WHAT IS REQUIRED —
Extract all lines in the data that contain the word "title".
^^^^^^^^
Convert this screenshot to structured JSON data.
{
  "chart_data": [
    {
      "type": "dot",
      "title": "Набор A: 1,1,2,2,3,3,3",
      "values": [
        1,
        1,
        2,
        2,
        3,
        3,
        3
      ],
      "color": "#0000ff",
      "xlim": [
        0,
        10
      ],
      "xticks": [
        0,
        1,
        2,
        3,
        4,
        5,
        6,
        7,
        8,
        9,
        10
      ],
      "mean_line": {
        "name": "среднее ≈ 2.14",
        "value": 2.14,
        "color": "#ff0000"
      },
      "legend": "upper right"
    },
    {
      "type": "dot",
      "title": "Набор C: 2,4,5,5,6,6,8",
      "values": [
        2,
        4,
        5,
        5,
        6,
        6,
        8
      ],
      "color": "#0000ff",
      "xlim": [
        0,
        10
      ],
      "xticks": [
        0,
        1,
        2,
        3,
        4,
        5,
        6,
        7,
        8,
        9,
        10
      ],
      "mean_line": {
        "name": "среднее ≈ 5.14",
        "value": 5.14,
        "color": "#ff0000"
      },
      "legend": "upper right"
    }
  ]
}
^^^^^^^^
FINAL ANSWER —
      "title": "Набор A: 1,1,2,2,3,3,3",
      "title": "Набор C: 2,4,5,5,6,6,8",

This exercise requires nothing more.